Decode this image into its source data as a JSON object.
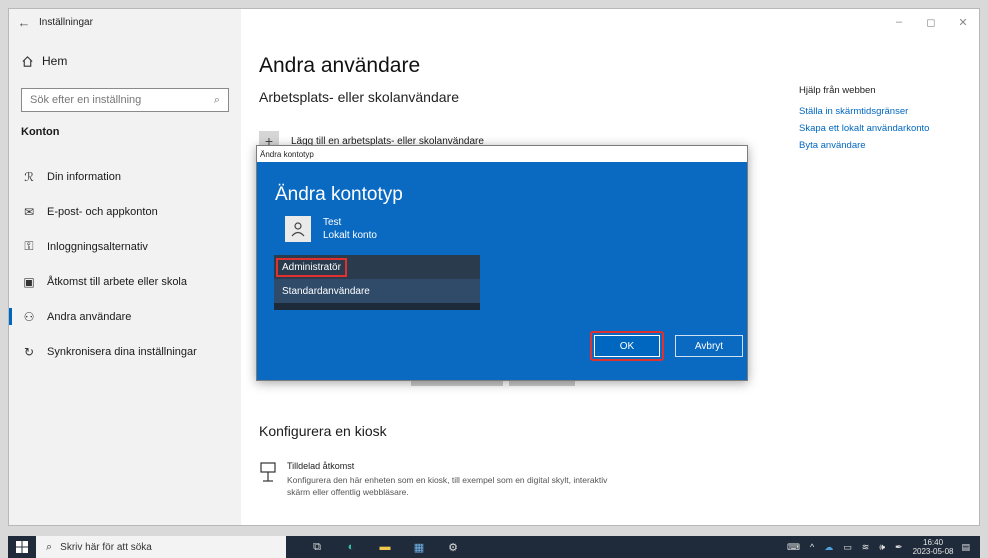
{
  "window": {
    "title": "Inställningar",
    "controls": [
      "–",
      "◻",
      "✕"
    ]
  },
  "sidebar": {
    "home": "Hem",
    "search_placeholder": "Sök efter en inställning",
    "section": "Konton",
    "items": [
      {
        "label": "Din information",
        "icon": "person-card-icon"
      },
      {
        "label": "E-post- och appkonton",
        "icon": "mail-icon"
      },
      {
        "label": "Inloggningsalternativ",
        "icon": "key-icon"
      },
      {
        "label": "Åtkomst till arbete eller skola",
        "icon": "briefcase-icon"
      },
      {
        "label": "Andra användare",
        "icon": "people-icon",
        "active": true
      },
      {
        "label": "Synkronisera dina inställningar",
        "icon": "sync-icon"
      }
    ]
  },
  "main": {
    "title": "Andra användare",
    "subhead": "Arbetsplats- eller skolanvändare",
    "add_label": "Lägg till en arbetsplats- eller skolanvändare",
    "kiosk_title": "Konfigurera en kiosk",
    "kiosk_item_title": "Tilldelad åtkomst",
    "kiosk_item_desc": "Konfigurera den här enheten som en kiosk, till exempel som en digital skylt, interaktiv skärm eller offentlig webbläsare."
  },
  "help": {
    "title": "Hjälp från webben",
    "links": [
      "Ställa in skärmtidsgränser",
      "Skapa ett lokalt användarkonto",
      "Byta användare"
    ]
  },
  "dialog": {
    "window_title": "Ändra kontotyp",
    "heading": "Ändra kontotyp",
    "user_name": "Test",
    "user_type": "Lokalt konto",
    "options": [
      "Administratör",
      "Standardanvändare"
    ],
    "ok": "OK",
    "cancel": "Avbryt"
  },
  "taskbar": {
    "search_placeholder": "Skriv här för att söka",
    "time": "16:40",
    "date": "2023-05-08"
  },
  "colors": {
    "accent": "#0067c0",
    "dialog_bg": "#0a6ac2",
    "highlight": "#e0312f"
  }
}
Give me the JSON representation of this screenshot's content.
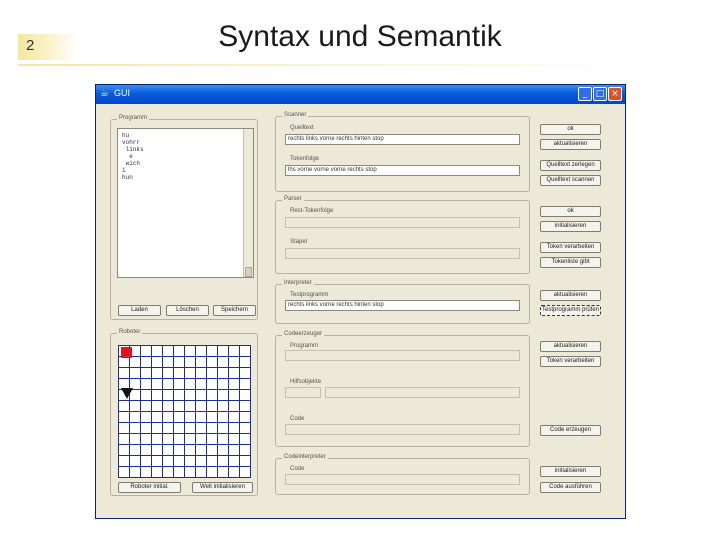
{
  "slide": {
    "number": "2",
    "title": "Syntax und Semantik"
  },
  "window": {
    "title": "GUI",
    "minimize": "_",
    "maximize": "□",
    "close": "×"
  },
  "programm": {
    "label": "Programm",
    "lines": [
      "hu",
      "vohrr",
      " links",
      "  e",
      " wich",
      "i",
      "hun"
    ],
    "buttons": {
      "laden": "Laden",
      "loeschen": "Löschen",
      "speichern": "Speichern"
    }
  },
  "scanner": {
    "label": "Scanner",
    "quelltext_label": "Quelltext",
    "quelltext_value": "rechts links vorne rechts hinten stop",
    "tokenfolge_label": "Tokenfolge",
    "tokenfolge_value": "lhs vorne vorne vorne rechts stop",
    "buttons": {
      "ok": "ok",
      "aktualisieren": "aktualisieren",
      "zerlegen": "Quelltext zerlegen",
      "scannen": "Quelltext scannen"
    }
  },
  "parser": {
    "label": "Parser",
    "restfolge_label": "Rest-Tokenfolge",
    "stapel_label": "Stapel",
    "buttons": {
      "ok": "ok",
      "initialisieren": "initialisieren",
      "verarbeiten": "Token verarbeiten",
      "tokenliste": "Tokenliste gibt"
    }
  },
  "interpreter": {
    "label": "Interpreter",
    "testprogramm_label": "Testprogramm",
    "testprogramm_value": "rechts links vorne rechts hinten stop",
    "buttons": {
      "aktualisieren": "aktualisieren",
      "entscheiden": "Testprogramm prüfen"
    }
  },
  "codeerzeuger": {
    "label": "Codeerzeuger",
    "programm_label": "Programm",
    "hilfsobjekte_label": "Hilfsobjekte",
    "code_label": "Code",
    "buttons": {
      "aktualisieren": "aktualisieren",
      "verarbeiten": "Token verarbeiten",
      "erzeugen": "Code erzeugen"
    }
  },
  "codeinterpreter": {
    "label": "Codeinterpreter",
    "code_label": "Code",
    "buttons": {
      "initialisieren": "initialisieren",
      "ausfuehren": "Code ausführen"
    }
  },
  "roboter": {
    "label": "Roboter",
    "buttons": {
      "init": "Roboter initial.",
      "welt": "Welt initialisieren"
    }
  },
  "colors": {
    "titlebar": "#0a5cdc",
    "grid": "#1a2d9c",
    "marker": "#e0141c",
    "window": "#ece9d8"
  }
}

### What is being asked
Images must not appear in the copy; reproduce everything else in the records verbatim.

### Response to the exercise
Decode this image into its source data as a JSON object.
{
  "window": {
    "title": "Inställningar",
    "controls": [
      "–",
      "◻",
      "✕"
    ]
  },
  "sidebar": {
    "home": "Hem",
    "search_placeholder": "Sök efter en inställning",
    "section": "Konton",
    "items": [
      {
        "label": "Din information",
        "icon": "person-card-icon"
      },
      {
        "label": "E-post- och appkonton",
        "icon": "mail-icon"
      },
      {
        "label": "Inloggningsalternativ",
        "icon": "key-icon"
      },
      {
        "label": "Åtkomst till arbete eller skola",
        "icon": "briefcase-icon"
      },
      {
        "label": "Andra användare",
        "icon": "people-icon",
        "active": true
      },
      {
        "label": "Synkronisera dina inställningar",
        "icon": "sync-icon"
      }
    ]
  },
  "main": {
    "title": "Andra användare",
    "subhead": "Arbetsplats- eller skolanvändare",
    "add_label": "Lägg till en arbetsplats- eller skolanvändare",
    "kiosk_title": "Konfigurera en kiosk",
    "kiosk_item_title": "Tilldelad åtkomst",
    "kiosk_item_desc": "Konfigurera den här enheten som en kiosk, till exempel som en digital skylt, interaktiv skärm eller offentlig webbläsare."
  },
  "help": {
    "title": "Hjälp från webben",
    "links": [
      "Ställa in skärmtidsgränser",
      "Skapa ett lokalt användarkonto",
      "Byta användare"
    ]
  },
  "dialog": {
    "window_title": "Ändra kontotyp",
    "heading": "Ändra kontotyp",
    "user_name": "Test",
    "user_type": "Lokalt konto",
    "options": [
      "Administratör",
      "Standardanvändare"
    ],
    "ok": "OK",
    "cancel": "Avbryt"
  },
  "taskbar": {
    "search_placeholder": "Skriv här för att söka",
    "time": "16:40",
    "date": "2023-05-08"
  },
  "colors": {
    "accent": "#0067c0",
    "dialog_bg": "#0a6ac2",
    "highlight": "#e0312f"
  }
}
Give me the JSON representation of this screenshot's content.
{
  "slide": {
    "number": "2",
    "title": "Syntax und Semantik"
  },
  "window": {
    "title": "GUI",
    "minimize": "_",
    "maximize": "□",
    "close": "×"
  },
  "programm": {
    "label": "Programm",
    "lines": [
      "hu",
      "vohrr",
      " links",
      "  e",
      " wich",
      "i",
      "hun"
    ],
    "buttons": {
      "laden": "Laden",
      "loeschen": "Löschen",
      "speichern": "Speichern"
    }
  },
  "scanner": {
    "label": "Scanner",
    "quelltext_label": "Quelltext",
    "quelltext_value": "rechts links vorne rechts hinten stop",
    "tokenfolge_label": "Tokenfolge",
    "tokenfolge_value": "lhs vorne vorne vorne rechts stop",
    "buttons": {
      "ok": "ok",
      "aktualisieren": "aktualisieren",
      "zerlegen": "Quelltext zerlegen",
      "scannen": "Quelltext scannen"
    }
  },
  "parser": {
    "label": "Parser",
    "restfolge_label": "Rest-Tokenfolge",
    "stapel_label": "Stapel",
    "buttons": {
      "ok": "ok",
      "initialisieren": "initialisieren",
      "verarbeiten": "Token verarbeiten",
      "tokenliste": "Tokenliste gibt"
    }
  },
  "interpreter": {
    "label": "Interpreter",
    "testprogramm_label": "Testprogramm",
    "testprogramm_value": "rechts links vorne rechts hinten stop",
    "buttons": {
      "aktualisieren": "aktualisieren",
      "entscheiden": "Testprogramm prüfen"
    }
  },
  "codeerzeuger": {
    "label": "Codeerzeuger",
    "programm_label": "Programm",
    "hilfsobjekte_label": "Hilfsobjekte",
    "code_label": "Code",
    "buttons": {
      "aktualisieren": "aktualisieren",
      "verarbeiten": "Token verarbeiten",
      "erzeugen": "Code erzeugen"
    }
  },
  "codeinterpreter": {
    "label": "Codeinterpreter",
    "code_label": "Code",
    "buttons": {
      "initialisieren": "initialisieren",
      "ausfuehren": "Code ausführen"
    }
  },
  "roboter": {
    "label": "Roboter",
    "buttons": {
      "init": "Roboter initial.",
      "welt": "Welt initialisieren"
    }
  },
  "colors": {
    "titlebar": "#0a5cdc",
    "grid": "#1a2d9c",
    "marker": "#e0141c",
    "window": "#ece9d8"
  }
}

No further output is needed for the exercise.